• [SHORT TASK]:
Work through the data and report how many lines include the string "label", giving the number alone.

Stored data:
########

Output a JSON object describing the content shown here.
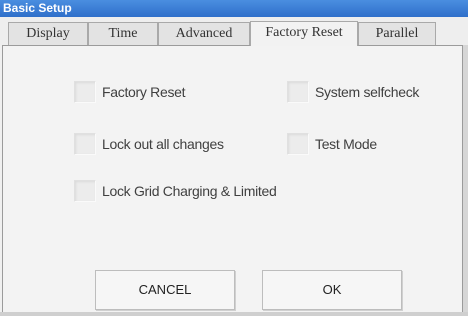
{
  "window": {
    "title": "Basic Setup"
  },
  "tabs": [
    {
      "label": "Display"
    },
    {
      "label": "Time"
    },
    {
      "label": "Advanced"
    },
    {
      "label": "Factory Reset"
    },
    {
      "label": "Parallel"
    }
  ],
  "active_tab": "Factory Reset",
  "options": {
    "factory_reset": {
      "label": "Factory Reset",
      "checked": false
    },
    "system_selfcheck": {
      "label": "System selfcheck",
      "checked": false
    },
    "lock_out_all_changes": {
      "label": "Lock out all changes",
      "checked": false
    },
    "test_mode": {
      "label": "Test Mode",
      "checked": false
    },
    "lock_grid_charging": {
      "label": "Lock Grid Charging & Limited",
      "checked": false
    }
  },
  "buttons": {
    "cancel": "CANCEL",
    "ok": "OK"
  }
}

########

• [FINAL ANSWER]:
10